### DIRECTION
Rewrite the lines of the listing starting at "Enumerate the UI" and ending at "haze-overlay — [847, 483, 963, 567]", changing "thumbnail-image" to "preview-image" and keeping every other detail the same. Omit the picture from the result.

### SUPPLIED RECORDS
++++++++

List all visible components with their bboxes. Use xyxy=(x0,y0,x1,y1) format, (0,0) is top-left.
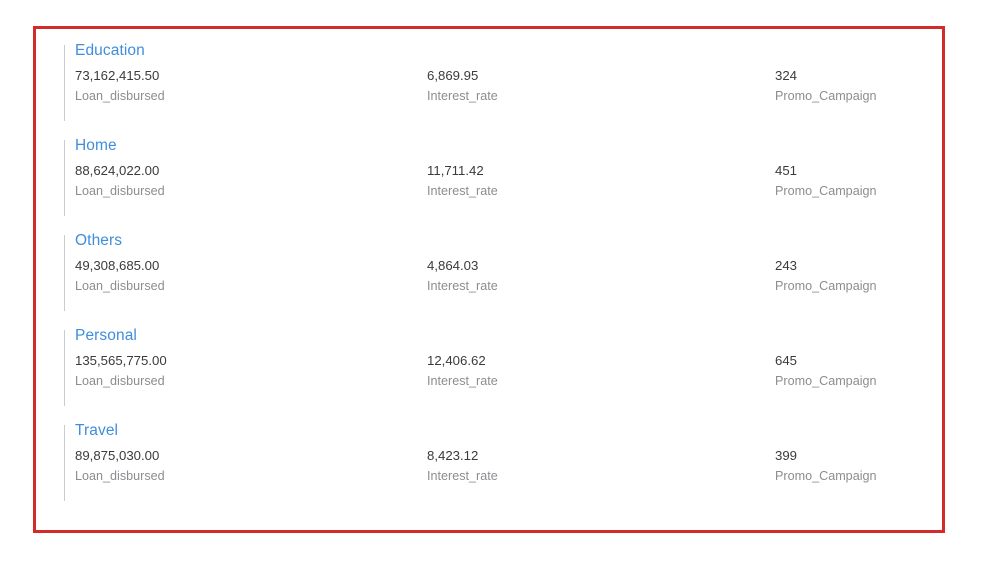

++++++++

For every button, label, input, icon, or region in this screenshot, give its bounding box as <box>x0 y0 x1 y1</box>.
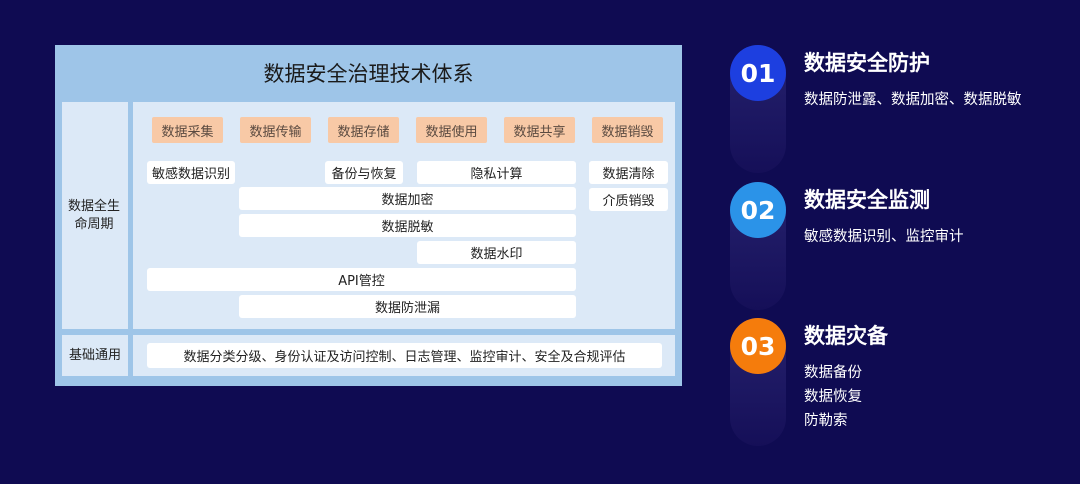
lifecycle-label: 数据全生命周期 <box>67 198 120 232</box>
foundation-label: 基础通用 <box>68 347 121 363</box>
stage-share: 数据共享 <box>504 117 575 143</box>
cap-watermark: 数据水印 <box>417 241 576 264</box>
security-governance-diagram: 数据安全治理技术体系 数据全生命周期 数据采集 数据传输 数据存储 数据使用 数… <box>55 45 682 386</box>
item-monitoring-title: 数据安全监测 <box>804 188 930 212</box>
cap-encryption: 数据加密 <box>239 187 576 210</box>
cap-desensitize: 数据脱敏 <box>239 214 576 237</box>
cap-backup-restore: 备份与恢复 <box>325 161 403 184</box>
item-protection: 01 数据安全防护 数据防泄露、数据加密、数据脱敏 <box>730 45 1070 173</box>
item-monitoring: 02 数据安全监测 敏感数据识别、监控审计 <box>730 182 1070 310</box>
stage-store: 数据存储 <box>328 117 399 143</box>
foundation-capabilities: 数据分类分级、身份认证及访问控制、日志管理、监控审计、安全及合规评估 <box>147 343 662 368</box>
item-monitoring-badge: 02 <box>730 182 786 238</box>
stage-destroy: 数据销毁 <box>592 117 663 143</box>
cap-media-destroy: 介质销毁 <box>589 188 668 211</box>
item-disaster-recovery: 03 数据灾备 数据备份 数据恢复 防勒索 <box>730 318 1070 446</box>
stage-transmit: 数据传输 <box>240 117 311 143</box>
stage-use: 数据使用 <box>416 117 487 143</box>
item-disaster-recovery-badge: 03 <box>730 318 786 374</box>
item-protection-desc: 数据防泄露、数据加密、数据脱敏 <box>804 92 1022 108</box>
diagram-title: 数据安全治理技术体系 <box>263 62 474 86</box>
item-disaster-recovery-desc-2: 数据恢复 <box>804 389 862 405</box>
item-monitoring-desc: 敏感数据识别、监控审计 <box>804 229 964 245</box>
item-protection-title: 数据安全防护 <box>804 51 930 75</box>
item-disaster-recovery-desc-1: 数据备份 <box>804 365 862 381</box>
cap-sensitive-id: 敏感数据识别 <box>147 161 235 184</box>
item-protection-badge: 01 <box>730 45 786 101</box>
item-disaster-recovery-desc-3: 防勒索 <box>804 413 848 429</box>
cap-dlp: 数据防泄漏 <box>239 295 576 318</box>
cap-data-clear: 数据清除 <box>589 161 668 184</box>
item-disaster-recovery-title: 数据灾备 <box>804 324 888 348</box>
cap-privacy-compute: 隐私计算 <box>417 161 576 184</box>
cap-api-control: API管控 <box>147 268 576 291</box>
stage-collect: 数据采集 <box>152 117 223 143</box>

++++++++

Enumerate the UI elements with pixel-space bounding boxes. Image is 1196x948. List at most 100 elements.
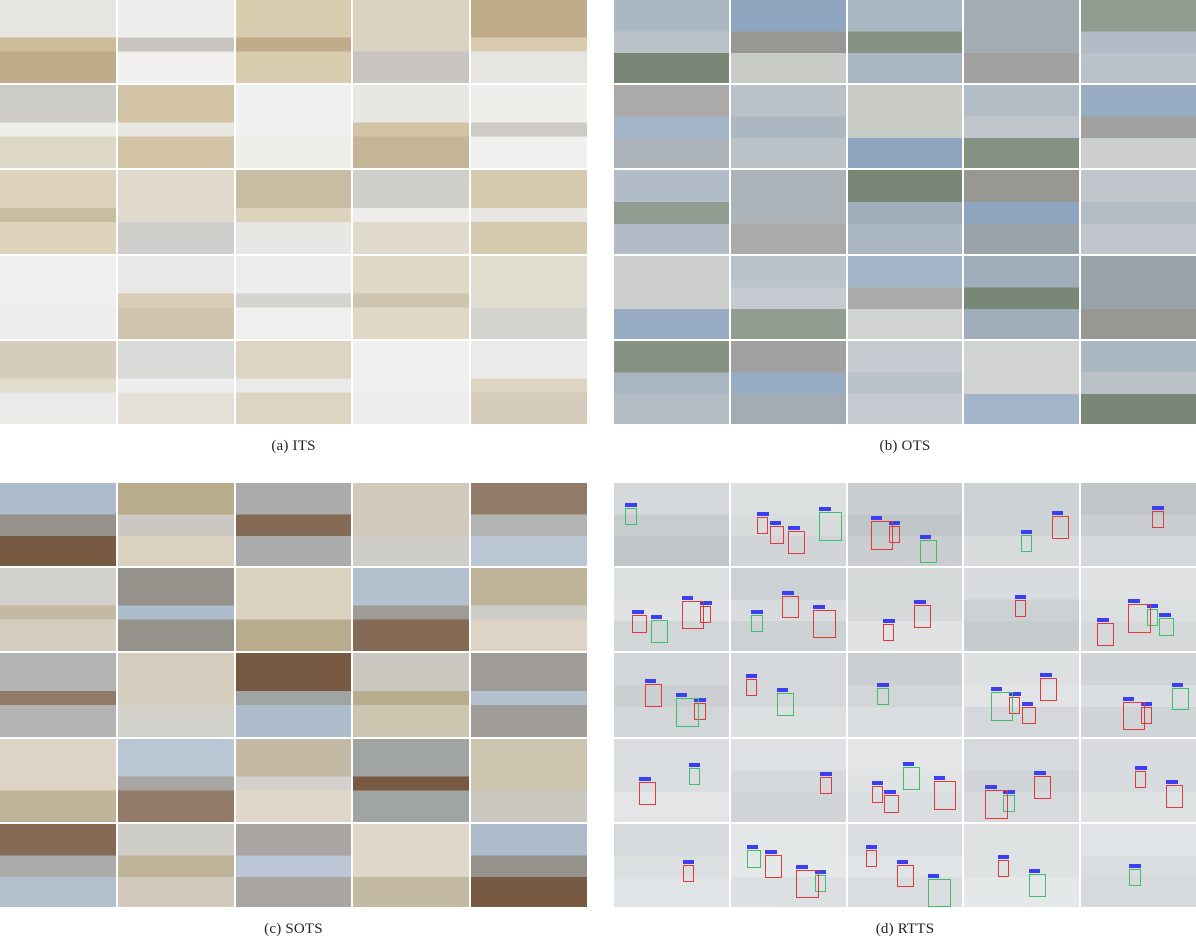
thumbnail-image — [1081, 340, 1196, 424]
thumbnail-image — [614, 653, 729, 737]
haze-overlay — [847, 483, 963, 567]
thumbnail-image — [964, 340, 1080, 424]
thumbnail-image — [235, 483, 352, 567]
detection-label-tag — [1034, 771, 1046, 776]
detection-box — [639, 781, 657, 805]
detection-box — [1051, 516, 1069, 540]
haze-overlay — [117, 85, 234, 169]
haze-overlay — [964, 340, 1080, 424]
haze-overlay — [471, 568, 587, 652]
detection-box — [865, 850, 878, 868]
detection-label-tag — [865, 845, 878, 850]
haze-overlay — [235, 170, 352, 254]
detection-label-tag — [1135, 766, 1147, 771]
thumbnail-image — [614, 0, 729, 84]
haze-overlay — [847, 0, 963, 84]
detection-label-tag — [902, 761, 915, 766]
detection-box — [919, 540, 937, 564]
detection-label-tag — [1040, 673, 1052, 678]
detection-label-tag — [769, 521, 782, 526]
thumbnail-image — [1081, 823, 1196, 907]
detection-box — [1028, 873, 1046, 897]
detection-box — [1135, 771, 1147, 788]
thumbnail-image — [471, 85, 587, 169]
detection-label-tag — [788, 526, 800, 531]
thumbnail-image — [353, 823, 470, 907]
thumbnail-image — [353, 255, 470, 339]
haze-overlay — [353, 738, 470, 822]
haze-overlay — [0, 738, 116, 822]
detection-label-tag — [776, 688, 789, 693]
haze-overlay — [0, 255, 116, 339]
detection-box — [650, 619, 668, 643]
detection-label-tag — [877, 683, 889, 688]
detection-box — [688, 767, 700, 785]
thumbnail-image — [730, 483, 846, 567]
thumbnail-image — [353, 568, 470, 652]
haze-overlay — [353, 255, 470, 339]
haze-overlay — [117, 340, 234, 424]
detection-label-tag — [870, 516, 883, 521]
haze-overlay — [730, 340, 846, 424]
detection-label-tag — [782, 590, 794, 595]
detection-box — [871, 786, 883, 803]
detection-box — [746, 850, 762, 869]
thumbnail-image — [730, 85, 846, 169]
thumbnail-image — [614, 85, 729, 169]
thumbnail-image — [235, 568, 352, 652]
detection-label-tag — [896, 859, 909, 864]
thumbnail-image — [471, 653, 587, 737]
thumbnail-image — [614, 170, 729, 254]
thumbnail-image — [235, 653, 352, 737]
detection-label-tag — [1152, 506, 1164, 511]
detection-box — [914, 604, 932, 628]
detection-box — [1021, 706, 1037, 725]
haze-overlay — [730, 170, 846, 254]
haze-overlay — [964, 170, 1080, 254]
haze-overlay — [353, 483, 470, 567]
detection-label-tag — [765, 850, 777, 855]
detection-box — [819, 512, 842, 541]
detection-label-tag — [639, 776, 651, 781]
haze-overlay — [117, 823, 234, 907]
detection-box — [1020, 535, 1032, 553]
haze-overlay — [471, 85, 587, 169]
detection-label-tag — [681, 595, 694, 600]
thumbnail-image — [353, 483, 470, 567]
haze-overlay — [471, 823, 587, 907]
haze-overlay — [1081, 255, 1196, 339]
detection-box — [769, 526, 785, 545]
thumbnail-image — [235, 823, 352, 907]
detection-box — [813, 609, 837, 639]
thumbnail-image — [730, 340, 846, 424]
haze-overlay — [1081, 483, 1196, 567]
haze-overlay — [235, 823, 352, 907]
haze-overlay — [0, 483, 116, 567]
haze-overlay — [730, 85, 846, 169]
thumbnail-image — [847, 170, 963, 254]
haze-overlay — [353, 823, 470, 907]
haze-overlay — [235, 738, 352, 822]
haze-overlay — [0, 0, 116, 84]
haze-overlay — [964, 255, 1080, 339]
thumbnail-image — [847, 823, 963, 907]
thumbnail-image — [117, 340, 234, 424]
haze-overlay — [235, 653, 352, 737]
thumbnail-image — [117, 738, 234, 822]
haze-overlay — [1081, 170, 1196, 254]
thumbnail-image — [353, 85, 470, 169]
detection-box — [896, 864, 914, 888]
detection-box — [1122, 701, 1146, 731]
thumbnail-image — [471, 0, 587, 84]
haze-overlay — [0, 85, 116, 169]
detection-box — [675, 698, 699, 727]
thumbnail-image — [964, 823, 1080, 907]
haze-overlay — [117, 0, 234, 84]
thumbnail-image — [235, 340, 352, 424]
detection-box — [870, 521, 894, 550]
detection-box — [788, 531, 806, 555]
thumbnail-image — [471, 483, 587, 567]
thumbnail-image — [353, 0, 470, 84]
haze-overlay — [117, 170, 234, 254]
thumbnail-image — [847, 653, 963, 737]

++++++++

### SOLUTION TO THIS TASK
Enumerate the UI elements with pixel-space bounding boxes. Image is 1196x948. List at most 100 elements.
preview-image — [1081, 340, 1196, 424]
preview-image — [614, 653, 729, 737]
haze-overlay — [847, 483, 963, 567]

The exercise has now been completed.